---- EXERCISE INPUT

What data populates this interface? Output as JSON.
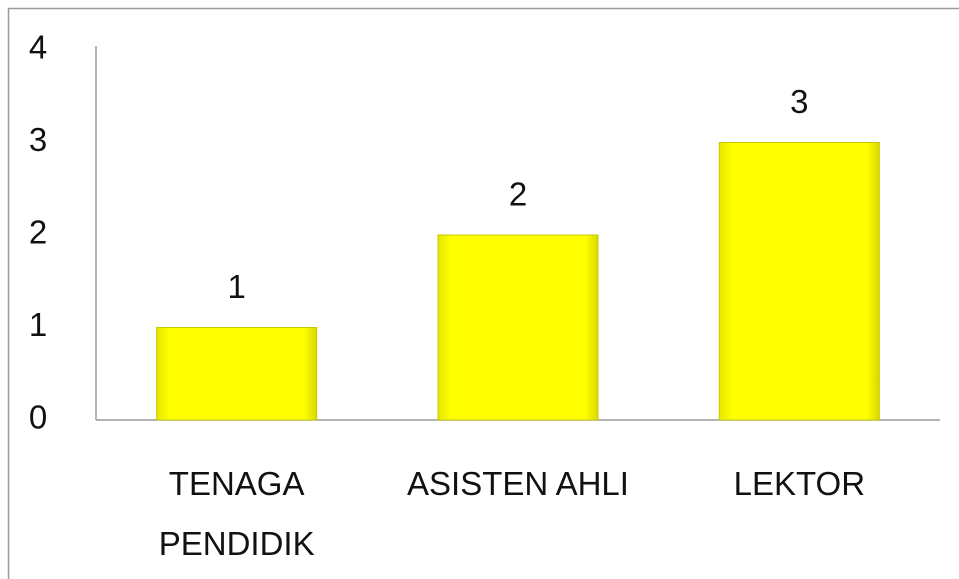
{
  "chart_data": {
    "type": "bar",
    "categories": [
      "TENAGA PENDIDIK",
      "ASISTEN AHLI",
      "LEKTOR"
    ],
    "values": [
      1,
      2,
      3
    ],
    "color": "#ffff00",
    "ylim": [
      0,
      4
    ],
    "yticks": [
      0,
      1,
      2,
      3,
      4
    ],
    "grid": false
  }
}
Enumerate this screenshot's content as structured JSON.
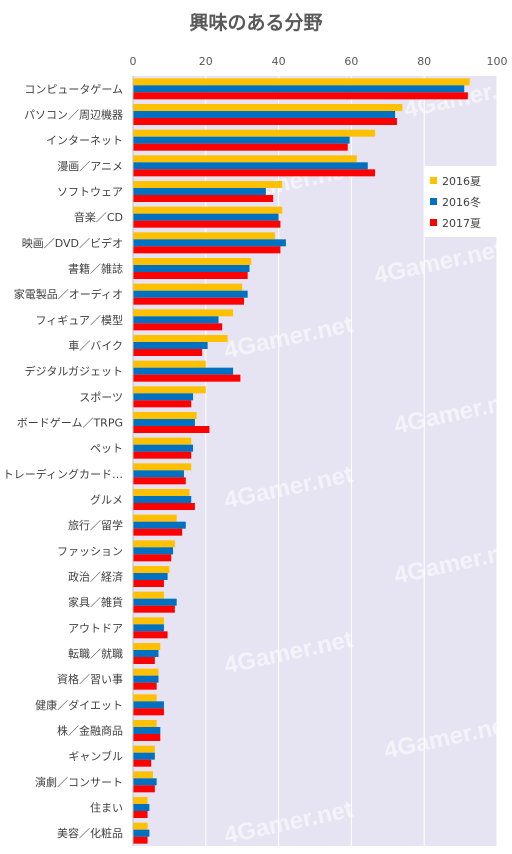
{
  "chart_data": {
    "type": "bar",
    "orientation": "horizontal",
    "title": "興味のある分野",
    "xlim": [
      0,
      100
    ],
    "xticks": [
      0,
      20,
      40,
      60,
      80,
      100
    ],
    "grid": true,
    "legend_position": "right",
    "watermark": "4Gamer.net",
    "categories": [
      "コンピュータゲーム",
      "パソコン／周辺機器",
      "インターネット",
      "漫画／アニメ",
      "ソフトウェア",
      "音楽／CD",
      "映画／DVD／ビデオ",
      "書籍／雑誌",
      "家電製品／オーディオ",
      "フィギュア／模型",
      "車／バイク",
      "デジタルガジェット",
      "スポーツ",
      "ボードゲーム／TRPG",
      "ペット",
      "トレーディングカード…",
      "グルメ",
      "旅行／留学",
      "ファッション",
      "政治／経済",
      "家具／雑貨",
      "アウトドア",
      "転職／就職",
      "資格／習い事",
      "健康／ダイエット",
      "株／金融商品",
      "ギャンブル",
      "演劇／コンサート",
      "住まい",
      "美容／化粧品"
    ],
    "series": [
      {
        "name": "2016夏",
        "color": "#FFC000",
        "values": [
          92.5,
          74,
          66.5,
          61.5,
          41,
          41,
          39,
          32.5,
          30,
          27.5,
          26,
          20,
          20,
          17.5,
          16,
          16,
          15.5,
          12,
          11.5,
          10,
          8.5,
          8.5,
          7.5,
          7,
          6.5,
          6.5,
          6,
          5.5,
          4,
          4
        ]
      },
      {
        "name": "2016冬",
        "color": "#0070C0",
        "values": [
          91,
          72,
          59.5,
          64.5,
          36.5,
          40,
          42,
          32,
          31.5,
          23.5,
          20.5,
          27.5,
          16.5,
          17,
          16.5,
          14,
          16,
          14.5,
          11,
          9.5,
          12,
          8.5,
          7,
          7,
          8.5,
          7.5,
          6,
          6.5,
          4.5,
          4.5
        ]
      },
      {
        "name": "2017夏",
        "color": "#FF0000",
        "values": [
          92,
          72.5,
          59,
          66.5,
          38.5,
          40.5,
          40.5,
          31.5,
          30.5,
          24.5,
          19,
          29.5,
          16,
          21,
          16,
          14.5,
          17,
          13.5,
          10.5,
          8.5,
          11.5,
          9.5,
          6,
          6.5,
          8.5,
          7.5,
          5,
          6,
          4,
          4
        ]
      }
    ]
  }
}
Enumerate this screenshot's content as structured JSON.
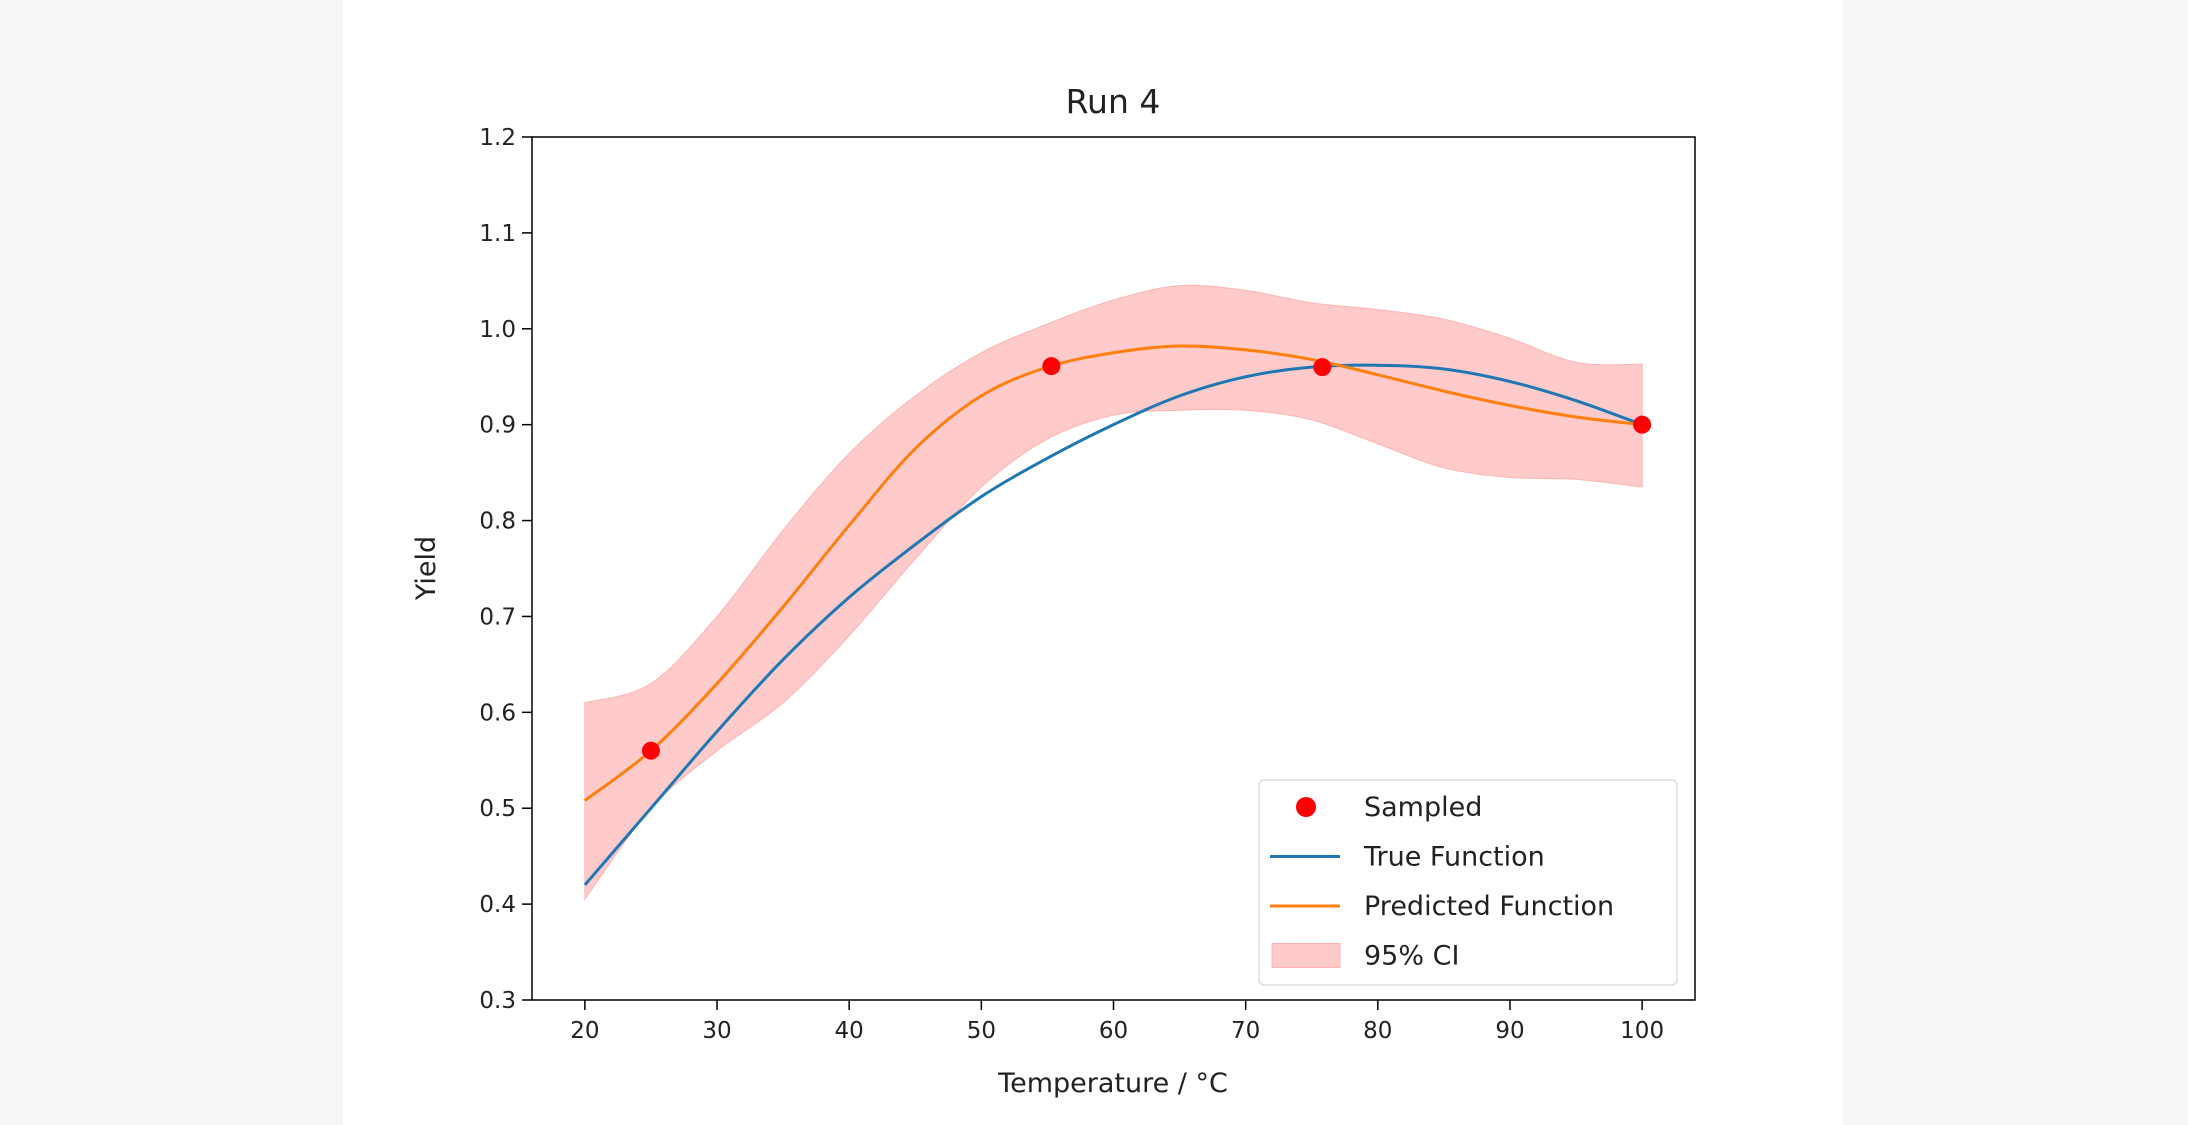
{
  "chart_data": {
    "type": "line",
    "title": "Run 4",
    "xlabel": "Temperature / °C",
    "ylabel": "Yield",
    "xlim": [
      16,
      104
    ],
    "ylim": [
      0.3,
      1.2
    ],
    "xticks": [
      20,
      30,
      40,
      50,
      60,
      70,
      80,
      90,
      100
    ],
    "yticks": [
      "0.3",
      "0.4",
      "0.5",
      "0.6",
      "0.7",
      "0.8",
      "0.9",
      "1.0",
      "1.1",
      "1.2"
    ],
    "grid": false,
    "legend_placement": "lower right",
    "x": [
      20,
      25,
      30,
      35,
      40,
      45,
      50,
      55,
      60,
      65,
      70,
      75,
      80,
      85,
      90,
      95,
      100
    ],
    "series": [
      {
        "name": "True Function",
        "color": "#1f77b4",
        "values": [
          0.42,
          0.5,
          0.58,
          0.655,
          0.72,
          0.775,
          0.825,
          0.865,
          0.9,
          0.93,
          0.95,
          0.96,
          0.962,
          0.958,
          0.945,
          0.925,
          0.9
        ]
      },
      {
        "name": "Predicted Function",
        "color": "#ff7f0e",
        "values": [
          0.508,
          0.56,
          0.63,
          0.71,
          0.795,
          0.875,
          0.93,
          0.96,
          0.975,
          0.982,
          0.978,
          0.968,
          0.952,
          0.935,
          0.92,
          0.908,
          0.9
        ]
      }
    ],
    "band": {
      "name": "95% CI",
      "color": "#ffb3b3",
      "upper": [
        0.61,
        0.63,
        0.7,
        0.79,
        0.87,
        0.93,
        0.975,
        1.005,
        1.03,
        1.045,
        1.04,
        1.027,
        1.02,
        1.01,
        0.99,
        0.965,
        0.963
      ],
      "lower": [
        0.405,
        0.5,
        0.56,
        0.61,
        0.68,
        0.76,
        0.835,
        0.885,
        0.91,
        0.915,
        0.915,
        0.905,
        0.88,
        0.855,
        0.845,
        0.843,
        0.835
      ]
    },
    "scatter": {
      "name": "Sampled",
      "color": "#ff0000",
      "points": [
        [
          25,
          0.56
        ],
        [
          55.3,
          0.961
        ],
        [
          75.8,
          0.96
        ],
        [
          100,
          0.9
        ]
      ]
    }
  }
}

--------

TASK PROMPT:
Pictures in the records above are left out; print everything else exactly as written.

THE REPLY:
What data populates this interface? Output as JSON.
{
  "chart_data": {
    "type": "bar",
    "categories": [
      "TENAGA PENDIDIK",
      "ASISTEN AHLI",
      "LEKTOR"
    ],
    "values": [
      1,
      2,
      3
    ],
    "color": "#ffff00",
    "ylim": [
      0,
      4
    ],
    "yticks": [
      0,
      1,
      2,
      3,
      4
    ],
    "grid": false
  }
}
Enumerate this screenshot's content as structured JSON.
{
  "chart_data": {
    "type": "bar",
    "orientation": "horizontal",
    "title": "興味のある分野",
    "xlim": [
      0,
      100
    ],
    "xticks": [
      0,
      20,
      40,
      60,
      80,
      100
    ],
    "grid": true,
    "legend_position": "right",
    "watermark": "4Gamer.net",
    "categories": [
      "コンピュータゲーム",
      "パソコン／周辺機器",
      "インターネット",
      "漫画／アニメ",
      "ソフトウェア",
      "音楽／CD",
      "映画／DVD／ビデオ",
      "書籍／雑誌",
      "家電製品／オーディオ",
      "フィギュア／模型",
      "車／バイク",
      "デジタルガジェット",
      "スポーツ",
      "ボードゲーム／TRPG",
      "ペット",
      "トレーディングカード…",
      "グルメ",
      "旅行／留学",
      "ファッション",
      "政治／経済",
      "家具／雑貨",
      "アウトドア",
      "転職／就職",
      "資格／習い事",
      "健康／ダイエット",
      "株／金融商品",
      "ギャンブル",
      "演劇／コンサート",
      "住まい",
      "美容／化粧品"
    ],
    "series": [
      {
        "name": "2016夏",
        "color": "#FFC000",
        "values": [
          92.5,
          74,
          66.5,
          61.5,
          41,
          41,
          39,
          32.5,
          30,
          27.5,
          26,
          20,
          20,
          17.5,
          16,
          16,
          15.5,
          12,
          11.5,
          10,
          8.5,
          8.5,
          7.5,
          7,
          6.5,
          6.5,
          6,
          5.5,
          4,
          4
        ]
      },
      {
        "name": "2016冬",
        "color": "#0070C0",
        "values": [
          91,
          72,
          59.5,
          64.5,
          36.5,
          40,
          42,
          32,
          31.5,
          23.5,
          20.5,
          27.5,
          16.5,
          17,
          16.5,
          14,
          16,
          14.5,
          11,
          9.5,
          12,
          8.5,
          7,
          7,
          8.5,
          7.5,
          6,
          6.5,
          4.5,
          4.5
        ]
      },
      {
        "name": "2017夏",
        "color": "#FF0000",
        "values": [
          92,
          72.5,
          59,
          66.5,
          38.5,
          40.5,
          40.5,
          31.5,
          30.5,
          24.5,
          19,
          29.5,
          16,
          21,
          16,
          14.5,
          17,
          13.5,
          10.5,
          8.5,
          11.5,
          9.5,
          6,
          6.5,
          8.5,
          7.5,
          5,
          6,
          4,
          4
        ]
      }
    ]
  }
}
Enumerate this screenshot's content as structured JSON.
{
  "chart_data": {
    "type": "line",
    "title": "Run 4",
    "xlabel": "Temperature / °C",
    "ylabel": "Yield",
    "xlim": [
      16,
      104
    ],
    "ylim": [
      0.3,
      1.2
    ],
    "xticks": [
      20,
      30,
      40,
      50,
      60,
      70,
      80,
      90,
      100
    ],
    "yticks": [
      "0.3",
      "0.4",
      "0.5",
      "0.6",
      "0.7",
      "0.8",
      "0.9",
      "1.0",
      "1.1",
      "1.2"
    ],
    "grid": false,
    "legend_placement": "lower right",
    "x": [
      20,
      25,
      30,
      35,
      40,
      45,
      50,
      55,
      60,
      65,
      70,
      75,
      80,
      85,
      90,
      95,
      100
    ],
    "series": [
      {
        "name": "True Function",
        "color": "#1f77b4",
        "values": [
          0.42,
          0.5,
          0.58,
          0.655,
          0.72,
          0.775,
          0.825,
          0.865,
          0.9,
          0.93,
          0.95,
          0.96,
          0.962,
          0.958,
          0.945,
          0.925,
          0.9
        ]
      },
      {
        "name": "Predicted Function",
        "color": "#ff7f0e",
        "values": [
          0.508,
          0.56,
          0.63,
          0.71,
          0.795,
          0.875,
          0.93,
          0.96,
          0.975,
          0.982,
          0.978,
          0.968,
          0.952,
          0.935,
          0.92,
          0.908,
          0.9
        ]
      }
    ],
    "band": {
      "name": "95% CI",
      "color": "#ffb3b3",
      "upper": [
        0.61,
        0.63,
        0.7,
        0.79,
        0.87,
        0.93,
        0.975,
        1.005,
        1.03,
        1.045,
        1.04,
        1.027,
        1.02,
        1.01,
        0.99,
        0.965,
        0.963
      ],
      "lower": [
        0.405,
        0.5,
        0.56,
        0.61,
        0.68,
        0.76,
        0.835,
        0.885,
        0.91,
        0.915,
        0.915,
        0.905,
        0.88,
        0.855,
        0.845,
        0.843,
        0.835
      ]
    },
    "scatter": {
      "name": "Sampled",
      "color": "#ff0000",
      "points": [
        [
          25,
          0.56
        ],
        [
          55.3,
          0.961
        ],
        [
          75.8,
          0.96
        ],
        [
          100,
          0.9
        ]
      ]
    }
  }
}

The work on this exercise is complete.